* BEGIN *

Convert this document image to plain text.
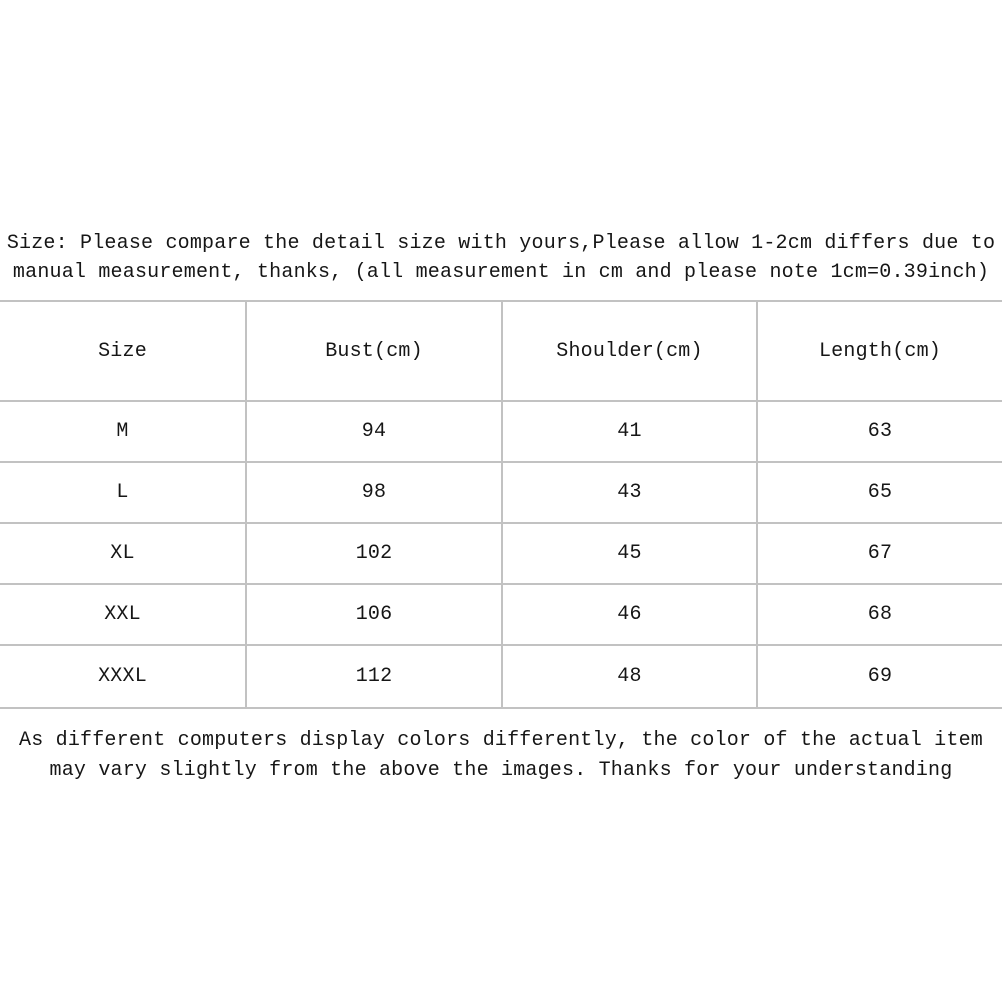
Size: Please compare the detail size with yours,Please allow 1-2cm differs due to
manual measurement, thanks, (all measurement in cm and please note 1cm=0.39inch)
Size	Bust(cm)	Shoulder(cm)	Length(cm)
M	94	41	63
L	98	43	65
XL	102	45	67
XXL	106	46	68
XXXL	112	48	69
As different computers display colors differently, the color of the actual item
may vary slightly from the above the images. Thanks for your understanding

* END *

Work instructions:
Omit the pictures and reproduce the listing exactly.

Response to this task:
Convert this document image to plain text.
Size: Please compare the detail size with yours,Please allow 1-2cm differs due to
manual measurement, thanks, (all measurement in cm and please note 1cm=0.39inch)
Size	Bust(cm)	Shoulder(cm)	Length(cm)
M	94	41	63
L	98	43	65
XL	102	45	67
XXL	106	46	68
XXXL	112	48	69
As different computers display colors differently, the color of the actual item
may vary slightly from the above the images. Thanks for your understanding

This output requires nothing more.